-- Start Recorded data --

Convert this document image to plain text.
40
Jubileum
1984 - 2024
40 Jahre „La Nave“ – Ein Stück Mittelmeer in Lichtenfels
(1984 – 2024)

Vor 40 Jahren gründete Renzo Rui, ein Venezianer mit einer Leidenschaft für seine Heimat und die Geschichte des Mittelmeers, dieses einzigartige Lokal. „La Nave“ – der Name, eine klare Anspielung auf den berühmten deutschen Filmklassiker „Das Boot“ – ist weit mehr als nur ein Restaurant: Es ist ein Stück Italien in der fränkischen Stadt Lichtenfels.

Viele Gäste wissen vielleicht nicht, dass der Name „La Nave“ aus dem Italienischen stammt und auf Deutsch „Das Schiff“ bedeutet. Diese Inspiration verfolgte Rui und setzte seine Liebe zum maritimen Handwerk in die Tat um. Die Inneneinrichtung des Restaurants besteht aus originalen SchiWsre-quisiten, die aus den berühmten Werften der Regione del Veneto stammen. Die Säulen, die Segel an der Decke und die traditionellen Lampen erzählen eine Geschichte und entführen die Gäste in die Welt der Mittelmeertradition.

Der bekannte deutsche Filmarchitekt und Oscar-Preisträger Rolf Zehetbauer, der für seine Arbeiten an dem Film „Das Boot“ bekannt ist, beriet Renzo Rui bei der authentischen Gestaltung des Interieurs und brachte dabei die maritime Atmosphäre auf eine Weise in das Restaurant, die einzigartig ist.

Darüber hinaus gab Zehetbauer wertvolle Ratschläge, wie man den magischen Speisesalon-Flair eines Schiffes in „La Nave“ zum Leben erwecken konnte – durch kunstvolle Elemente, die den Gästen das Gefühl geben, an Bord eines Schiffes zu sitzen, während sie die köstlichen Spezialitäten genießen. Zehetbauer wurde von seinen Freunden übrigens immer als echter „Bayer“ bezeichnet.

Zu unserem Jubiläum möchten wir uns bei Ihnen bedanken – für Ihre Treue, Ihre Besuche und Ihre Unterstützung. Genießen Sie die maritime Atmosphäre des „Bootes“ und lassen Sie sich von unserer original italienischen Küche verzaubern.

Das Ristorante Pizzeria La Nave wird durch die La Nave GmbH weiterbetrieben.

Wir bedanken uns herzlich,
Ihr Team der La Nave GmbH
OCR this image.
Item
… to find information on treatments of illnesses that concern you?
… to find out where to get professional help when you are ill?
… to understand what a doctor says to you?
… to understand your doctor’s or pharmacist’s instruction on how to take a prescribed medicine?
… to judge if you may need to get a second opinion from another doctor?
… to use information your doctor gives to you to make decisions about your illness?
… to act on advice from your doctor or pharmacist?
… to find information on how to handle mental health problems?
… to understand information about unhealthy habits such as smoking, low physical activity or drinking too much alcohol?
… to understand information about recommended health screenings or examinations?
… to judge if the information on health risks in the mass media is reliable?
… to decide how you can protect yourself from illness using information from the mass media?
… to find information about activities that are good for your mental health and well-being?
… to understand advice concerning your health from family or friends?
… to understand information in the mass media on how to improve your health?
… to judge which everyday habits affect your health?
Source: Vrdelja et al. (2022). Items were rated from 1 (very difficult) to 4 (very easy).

-- End Recorded data --

# [What to work on]
Repeat the records above in full, character for character.

# [Answer for the task]
Convert this document image to plain text.
40
Jubileum
1984 - 2024
40 Jahre „La Nave“ – Ein Stück Mittelmeer in Lichtenfels
(1984 – 2024)

Vor 40 Jahren gründete Renzo Rui, ein Venezianer mit einer Leidenschaft für seine Heimat und die Geschichte des Mittelmeers, dieses einzigartige Lokal. „La Nave“ – der Name, eine klare Anspielung auf den berühmten deutschen Filmklassiker „Das Boot“ – ist weit mehr als nur ein Restaurant: Es ist ein Stück Italien in der fränkischen Stadt Lichtenfels.

Viele Gäste wissen vielleicht nicht, dass der Name „La Nave“ aus dem Italienischen stammt und auf Deutsch „Das Schiff“ bedeutet. Diese Inspiration verfolgte Rui und setzte seine Liebe zum maritimen Handwerk in die Tat um. Die Inneneinrichtung des Restaurants besteht aus originalen SchiWsre-quisiten, die aus den berühmten Werften der Regione del Veneto stammen. Die Säulen, die Segel an der Decke und die traditionellen Lampen erzählen eine Geschichte und entführen die Gäste in die Welt der Mittelmeertradition.

Der bekannte deutsche Filmarchitekt und Oscar-Preisträger Rolf Zehetbauer, der für seine Arbeiten an dem Film „Das Boot“ bekannt ist, beriet Renzo Rui bei der authentischen Gestaltung des Interieurs und brachte dabei die maritime Atmosphäre auf eine Weise in das Restaurant, die einzigartig ist.

Darüber hinaus gab Zehetbauer wertvolle Ratschläge, wie man den magischen Speisesalon-Flair eines Schiffes in „La Nave“ zum Leben erwecken konnte – durch kunstvolle Elemente, die den Gästen das Gefühl geben, an Bord eines Schiffes zu sitzen, während sie die köstlichen Spezialitäten genießen. Zehetbauer wurde von seinen Freunden übrigens immer als echter „Bayer“ bezeichnet.

Zu unserem Jubiläum möchten wir uns bei Ihnen bedanken – für Ihre Treue, Ihre Besuche und Ihre Unterstützung. Genießen Sie die maritime Atmosphäre des „Bootes“ und lassen Sie sich von unserer original italienischen Küche verzaubern.

Das Ristorante Pizzeria La Nave wird durch die La Nave GmbH weiterbetrieben.

Wir bedanken uns herzlich,
Ihr Team der La Nave GmbH
OCR this image.
Item
… to find information on treatments of illnesses that concern you?
… to find out where to get professional help when you are ill?
… to understand what a doctor says to you?
… to understand your doctor’s or pharmacist’s instruction on how to take a prescribed medicine?
… to judge if you may need to get a second opinion from another doctor?
… to use information your doctor gives to you to make decisions about your illness?
… to act on advice from your doctor or pharmacist?
… to find information on how to handle mental health problems?
… to understand information about unhealthy habits such as smoking, low physical activity or drinking too much alcohol?
… to understand information about recommended health screenings or examinations?
… to judge if the information on health risks in the mass media is reliable?
… to decide how you can protect yourself from illness using information from the mass media?
… to find information about activities that are good for your mental health and well-being?
… to understand advice concerning your health from family or friends?
… to understand information in the mass media on how to improve your health?
… to judge which everyday habits affect your health?
Source: Vrdelja et al. (2022). Items were rated from 1 (very difficult) to 4 (very easy).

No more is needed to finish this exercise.